INSTRUCTION: Lines holding the string "name" are the ones to copy from this listing.

Dataset items:
* * *

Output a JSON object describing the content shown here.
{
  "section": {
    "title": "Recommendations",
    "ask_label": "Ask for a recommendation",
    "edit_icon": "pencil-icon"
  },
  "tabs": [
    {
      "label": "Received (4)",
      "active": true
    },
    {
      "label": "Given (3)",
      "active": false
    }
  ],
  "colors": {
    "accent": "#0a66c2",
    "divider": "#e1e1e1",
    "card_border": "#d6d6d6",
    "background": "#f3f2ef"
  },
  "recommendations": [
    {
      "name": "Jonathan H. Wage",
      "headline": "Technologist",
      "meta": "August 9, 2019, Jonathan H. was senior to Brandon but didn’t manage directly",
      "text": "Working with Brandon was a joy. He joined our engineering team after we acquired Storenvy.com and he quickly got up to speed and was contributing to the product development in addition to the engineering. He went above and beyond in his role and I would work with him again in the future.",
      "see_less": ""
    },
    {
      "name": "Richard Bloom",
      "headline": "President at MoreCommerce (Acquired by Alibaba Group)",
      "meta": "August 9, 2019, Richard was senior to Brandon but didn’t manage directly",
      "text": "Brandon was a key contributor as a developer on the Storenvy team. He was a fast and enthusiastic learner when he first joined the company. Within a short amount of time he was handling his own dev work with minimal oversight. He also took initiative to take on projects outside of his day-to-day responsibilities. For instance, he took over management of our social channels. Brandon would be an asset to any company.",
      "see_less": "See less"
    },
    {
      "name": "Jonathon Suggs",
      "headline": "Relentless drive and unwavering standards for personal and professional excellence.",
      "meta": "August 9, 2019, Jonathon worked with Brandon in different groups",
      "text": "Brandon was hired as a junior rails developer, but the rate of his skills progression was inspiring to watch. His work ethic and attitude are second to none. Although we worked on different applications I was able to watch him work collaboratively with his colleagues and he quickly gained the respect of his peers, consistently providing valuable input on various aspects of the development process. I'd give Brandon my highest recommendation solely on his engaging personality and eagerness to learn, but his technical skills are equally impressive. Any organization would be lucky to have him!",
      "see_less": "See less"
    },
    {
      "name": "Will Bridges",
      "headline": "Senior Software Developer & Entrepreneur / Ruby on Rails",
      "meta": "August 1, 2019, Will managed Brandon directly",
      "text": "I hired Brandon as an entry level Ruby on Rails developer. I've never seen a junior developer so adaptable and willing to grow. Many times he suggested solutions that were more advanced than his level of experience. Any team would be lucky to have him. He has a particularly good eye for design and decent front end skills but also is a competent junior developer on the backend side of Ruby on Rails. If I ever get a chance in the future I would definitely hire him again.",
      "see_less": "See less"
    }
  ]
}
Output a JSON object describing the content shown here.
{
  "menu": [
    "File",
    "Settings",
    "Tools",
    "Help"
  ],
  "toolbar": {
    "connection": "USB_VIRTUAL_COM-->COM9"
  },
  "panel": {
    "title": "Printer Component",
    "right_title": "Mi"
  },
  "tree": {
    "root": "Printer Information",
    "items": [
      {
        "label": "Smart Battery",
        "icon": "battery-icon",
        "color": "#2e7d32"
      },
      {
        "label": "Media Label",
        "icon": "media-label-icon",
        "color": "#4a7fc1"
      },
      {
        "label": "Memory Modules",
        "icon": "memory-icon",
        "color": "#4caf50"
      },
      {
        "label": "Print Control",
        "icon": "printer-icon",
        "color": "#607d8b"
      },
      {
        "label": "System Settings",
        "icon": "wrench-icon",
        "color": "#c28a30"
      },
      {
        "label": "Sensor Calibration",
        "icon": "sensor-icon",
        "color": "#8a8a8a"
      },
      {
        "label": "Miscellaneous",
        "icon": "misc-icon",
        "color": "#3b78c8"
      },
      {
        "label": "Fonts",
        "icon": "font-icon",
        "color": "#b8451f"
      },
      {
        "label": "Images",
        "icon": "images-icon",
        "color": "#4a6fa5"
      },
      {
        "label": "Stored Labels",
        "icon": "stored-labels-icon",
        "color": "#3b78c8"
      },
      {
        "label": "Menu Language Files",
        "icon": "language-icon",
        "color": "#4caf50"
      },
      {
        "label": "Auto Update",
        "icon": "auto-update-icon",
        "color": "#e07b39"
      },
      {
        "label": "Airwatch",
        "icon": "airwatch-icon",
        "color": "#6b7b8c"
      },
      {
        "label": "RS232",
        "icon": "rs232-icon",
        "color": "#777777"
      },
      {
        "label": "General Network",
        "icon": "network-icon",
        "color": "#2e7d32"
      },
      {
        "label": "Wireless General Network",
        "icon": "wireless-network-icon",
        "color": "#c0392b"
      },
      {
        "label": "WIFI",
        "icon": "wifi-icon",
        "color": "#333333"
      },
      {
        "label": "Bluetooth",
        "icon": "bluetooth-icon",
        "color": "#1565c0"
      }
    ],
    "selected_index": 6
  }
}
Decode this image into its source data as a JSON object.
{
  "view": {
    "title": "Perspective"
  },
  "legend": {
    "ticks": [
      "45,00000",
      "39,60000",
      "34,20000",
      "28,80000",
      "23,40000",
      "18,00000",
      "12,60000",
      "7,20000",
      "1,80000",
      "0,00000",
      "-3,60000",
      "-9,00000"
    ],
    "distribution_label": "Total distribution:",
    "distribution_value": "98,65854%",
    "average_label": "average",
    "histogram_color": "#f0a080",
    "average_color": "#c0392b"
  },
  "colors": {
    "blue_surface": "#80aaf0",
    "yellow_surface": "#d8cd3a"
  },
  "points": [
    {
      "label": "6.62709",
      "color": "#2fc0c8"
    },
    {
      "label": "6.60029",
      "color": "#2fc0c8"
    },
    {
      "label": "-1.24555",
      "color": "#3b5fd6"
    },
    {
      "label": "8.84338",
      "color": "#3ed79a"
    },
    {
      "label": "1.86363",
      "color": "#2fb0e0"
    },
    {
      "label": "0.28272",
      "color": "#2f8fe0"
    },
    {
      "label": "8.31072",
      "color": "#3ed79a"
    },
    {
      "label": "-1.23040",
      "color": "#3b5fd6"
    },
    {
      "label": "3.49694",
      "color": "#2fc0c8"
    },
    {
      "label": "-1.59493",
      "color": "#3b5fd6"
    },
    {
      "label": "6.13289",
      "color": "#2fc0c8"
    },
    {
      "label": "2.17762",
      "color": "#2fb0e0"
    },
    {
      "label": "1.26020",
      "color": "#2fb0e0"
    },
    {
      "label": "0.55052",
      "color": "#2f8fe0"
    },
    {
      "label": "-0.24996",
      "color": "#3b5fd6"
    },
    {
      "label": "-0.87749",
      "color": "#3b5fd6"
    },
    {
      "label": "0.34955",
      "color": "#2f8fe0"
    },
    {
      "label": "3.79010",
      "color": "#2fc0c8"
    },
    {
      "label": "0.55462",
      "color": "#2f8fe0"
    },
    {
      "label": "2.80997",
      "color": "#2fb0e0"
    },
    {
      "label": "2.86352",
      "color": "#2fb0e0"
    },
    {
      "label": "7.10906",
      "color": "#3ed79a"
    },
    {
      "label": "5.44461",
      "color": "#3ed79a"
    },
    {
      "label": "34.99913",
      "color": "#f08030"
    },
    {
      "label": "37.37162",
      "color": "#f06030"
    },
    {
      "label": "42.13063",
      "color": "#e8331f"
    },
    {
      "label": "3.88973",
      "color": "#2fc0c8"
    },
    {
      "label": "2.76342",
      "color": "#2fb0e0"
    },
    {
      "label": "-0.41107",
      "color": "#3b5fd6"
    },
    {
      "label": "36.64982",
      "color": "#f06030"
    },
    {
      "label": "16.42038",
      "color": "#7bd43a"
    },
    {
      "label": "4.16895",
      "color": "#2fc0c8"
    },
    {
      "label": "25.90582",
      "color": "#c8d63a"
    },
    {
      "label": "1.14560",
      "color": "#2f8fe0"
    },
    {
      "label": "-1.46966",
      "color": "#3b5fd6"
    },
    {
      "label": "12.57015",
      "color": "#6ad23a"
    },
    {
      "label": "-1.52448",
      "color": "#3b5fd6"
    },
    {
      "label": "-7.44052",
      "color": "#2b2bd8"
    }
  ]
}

* * *

THE ANSWER:
      "name": "Jonathan H. Wage",
      "name": "Richard Bloom",
      "name": "Jonathon Suggs",
      "name": "Will Bridges",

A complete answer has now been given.